(What needs to be done):
Report the number of lines that hold the string "敬告青年". Leave out any other text.

Recorded data
%%
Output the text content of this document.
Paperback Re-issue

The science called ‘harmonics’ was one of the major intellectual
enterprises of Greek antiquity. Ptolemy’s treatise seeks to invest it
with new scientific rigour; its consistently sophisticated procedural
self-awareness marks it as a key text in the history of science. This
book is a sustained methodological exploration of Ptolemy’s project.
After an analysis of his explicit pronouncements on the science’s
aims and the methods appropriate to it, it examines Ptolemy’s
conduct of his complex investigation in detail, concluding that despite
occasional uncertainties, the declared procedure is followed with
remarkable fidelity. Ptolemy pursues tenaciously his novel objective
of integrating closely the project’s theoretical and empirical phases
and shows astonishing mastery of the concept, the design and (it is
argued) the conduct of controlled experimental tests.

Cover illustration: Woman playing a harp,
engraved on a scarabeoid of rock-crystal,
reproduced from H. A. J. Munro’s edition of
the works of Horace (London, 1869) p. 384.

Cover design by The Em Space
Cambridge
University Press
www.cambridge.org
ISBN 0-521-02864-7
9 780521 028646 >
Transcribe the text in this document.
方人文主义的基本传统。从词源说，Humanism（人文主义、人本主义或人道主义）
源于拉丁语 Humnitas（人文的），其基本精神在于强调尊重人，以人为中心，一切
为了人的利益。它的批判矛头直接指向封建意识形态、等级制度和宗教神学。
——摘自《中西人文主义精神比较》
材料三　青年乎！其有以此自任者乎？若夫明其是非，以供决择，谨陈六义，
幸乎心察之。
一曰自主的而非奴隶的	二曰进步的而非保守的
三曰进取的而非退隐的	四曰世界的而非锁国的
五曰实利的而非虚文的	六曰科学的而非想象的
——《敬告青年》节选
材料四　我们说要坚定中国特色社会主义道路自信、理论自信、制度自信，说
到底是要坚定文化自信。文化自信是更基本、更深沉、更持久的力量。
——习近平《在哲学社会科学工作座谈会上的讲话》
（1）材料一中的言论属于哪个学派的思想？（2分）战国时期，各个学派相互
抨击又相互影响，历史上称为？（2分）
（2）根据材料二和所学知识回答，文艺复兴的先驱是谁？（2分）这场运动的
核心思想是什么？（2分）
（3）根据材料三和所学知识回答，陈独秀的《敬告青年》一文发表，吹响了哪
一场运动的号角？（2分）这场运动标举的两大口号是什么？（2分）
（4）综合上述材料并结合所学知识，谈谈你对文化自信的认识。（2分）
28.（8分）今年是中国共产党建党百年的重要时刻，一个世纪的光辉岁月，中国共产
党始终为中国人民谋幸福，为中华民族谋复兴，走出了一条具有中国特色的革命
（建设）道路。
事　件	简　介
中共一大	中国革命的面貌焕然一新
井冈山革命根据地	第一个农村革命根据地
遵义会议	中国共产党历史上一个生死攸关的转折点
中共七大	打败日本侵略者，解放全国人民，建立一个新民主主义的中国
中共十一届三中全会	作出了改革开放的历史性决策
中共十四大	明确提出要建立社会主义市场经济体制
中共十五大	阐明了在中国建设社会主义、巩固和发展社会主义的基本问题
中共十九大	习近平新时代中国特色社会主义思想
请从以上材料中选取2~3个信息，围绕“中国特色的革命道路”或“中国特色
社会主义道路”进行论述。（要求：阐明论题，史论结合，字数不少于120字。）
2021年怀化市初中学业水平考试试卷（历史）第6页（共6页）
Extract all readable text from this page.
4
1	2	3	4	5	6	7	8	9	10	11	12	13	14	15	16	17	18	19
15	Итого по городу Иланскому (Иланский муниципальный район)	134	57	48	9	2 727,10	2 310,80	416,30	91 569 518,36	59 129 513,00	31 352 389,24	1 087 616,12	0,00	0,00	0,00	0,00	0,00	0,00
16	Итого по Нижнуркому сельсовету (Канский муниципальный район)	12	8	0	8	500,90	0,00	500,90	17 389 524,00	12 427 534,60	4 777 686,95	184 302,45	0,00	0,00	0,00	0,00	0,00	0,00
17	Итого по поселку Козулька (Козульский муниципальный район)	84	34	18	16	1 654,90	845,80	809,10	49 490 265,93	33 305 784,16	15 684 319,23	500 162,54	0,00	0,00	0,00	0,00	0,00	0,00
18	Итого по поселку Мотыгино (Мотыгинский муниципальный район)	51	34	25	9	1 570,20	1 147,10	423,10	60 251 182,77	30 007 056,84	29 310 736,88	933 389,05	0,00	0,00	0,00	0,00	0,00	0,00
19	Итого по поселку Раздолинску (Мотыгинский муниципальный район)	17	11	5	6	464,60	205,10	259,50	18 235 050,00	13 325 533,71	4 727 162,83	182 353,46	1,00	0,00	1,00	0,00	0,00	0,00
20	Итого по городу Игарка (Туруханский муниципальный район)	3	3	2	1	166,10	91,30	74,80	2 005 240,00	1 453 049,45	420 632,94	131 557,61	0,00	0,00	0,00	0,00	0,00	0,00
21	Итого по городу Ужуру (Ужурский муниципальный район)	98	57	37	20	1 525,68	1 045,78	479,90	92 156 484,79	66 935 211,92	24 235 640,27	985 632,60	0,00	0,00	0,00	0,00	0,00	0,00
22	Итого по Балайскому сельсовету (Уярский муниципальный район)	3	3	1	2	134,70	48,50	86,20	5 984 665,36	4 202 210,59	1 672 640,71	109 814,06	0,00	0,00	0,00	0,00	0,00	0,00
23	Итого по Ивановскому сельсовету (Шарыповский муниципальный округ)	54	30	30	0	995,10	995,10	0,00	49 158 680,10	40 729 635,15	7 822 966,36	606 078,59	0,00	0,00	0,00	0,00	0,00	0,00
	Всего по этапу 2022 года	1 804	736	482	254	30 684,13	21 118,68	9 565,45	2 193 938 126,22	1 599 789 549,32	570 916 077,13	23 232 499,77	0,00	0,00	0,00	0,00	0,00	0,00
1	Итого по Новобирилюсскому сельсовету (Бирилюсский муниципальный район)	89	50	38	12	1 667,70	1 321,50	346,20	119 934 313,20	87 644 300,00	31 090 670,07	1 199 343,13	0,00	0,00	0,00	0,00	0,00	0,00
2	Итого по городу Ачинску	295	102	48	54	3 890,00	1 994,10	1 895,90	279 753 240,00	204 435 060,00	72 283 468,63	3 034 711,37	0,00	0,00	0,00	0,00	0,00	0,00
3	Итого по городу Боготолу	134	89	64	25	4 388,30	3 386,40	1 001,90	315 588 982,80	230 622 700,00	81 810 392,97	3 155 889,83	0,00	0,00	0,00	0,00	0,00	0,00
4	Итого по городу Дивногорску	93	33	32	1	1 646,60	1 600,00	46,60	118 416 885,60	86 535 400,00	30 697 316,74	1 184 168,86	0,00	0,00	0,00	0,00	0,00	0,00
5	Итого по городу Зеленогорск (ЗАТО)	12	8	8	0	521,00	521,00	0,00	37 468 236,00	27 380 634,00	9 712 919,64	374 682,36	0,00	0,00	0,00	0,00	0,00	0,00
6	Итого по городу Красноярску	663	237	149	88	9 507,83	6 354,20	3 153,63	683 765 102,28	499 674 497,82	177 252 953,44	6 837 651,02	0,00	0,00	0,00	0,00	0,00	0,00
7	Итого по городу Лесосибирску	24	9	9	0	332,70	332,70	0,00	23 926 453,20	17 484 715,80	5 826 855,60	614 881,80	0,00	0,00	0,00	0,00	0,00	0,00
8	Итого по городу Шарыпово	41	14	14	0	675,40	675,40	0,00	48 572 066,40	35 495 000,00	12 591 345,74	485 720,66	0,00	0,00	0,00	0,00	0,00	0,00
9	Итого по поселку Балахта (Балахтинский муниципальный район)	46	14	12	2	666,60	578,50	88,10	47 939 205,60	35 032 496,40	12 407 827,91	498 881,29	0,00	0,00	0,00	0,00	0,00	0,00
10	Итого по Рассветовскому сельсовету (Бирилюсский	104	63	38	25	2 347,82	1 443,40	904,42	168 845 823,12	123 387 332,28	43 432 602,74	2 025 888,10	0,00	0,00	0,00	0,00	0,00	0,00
%%
(Response to the task):
2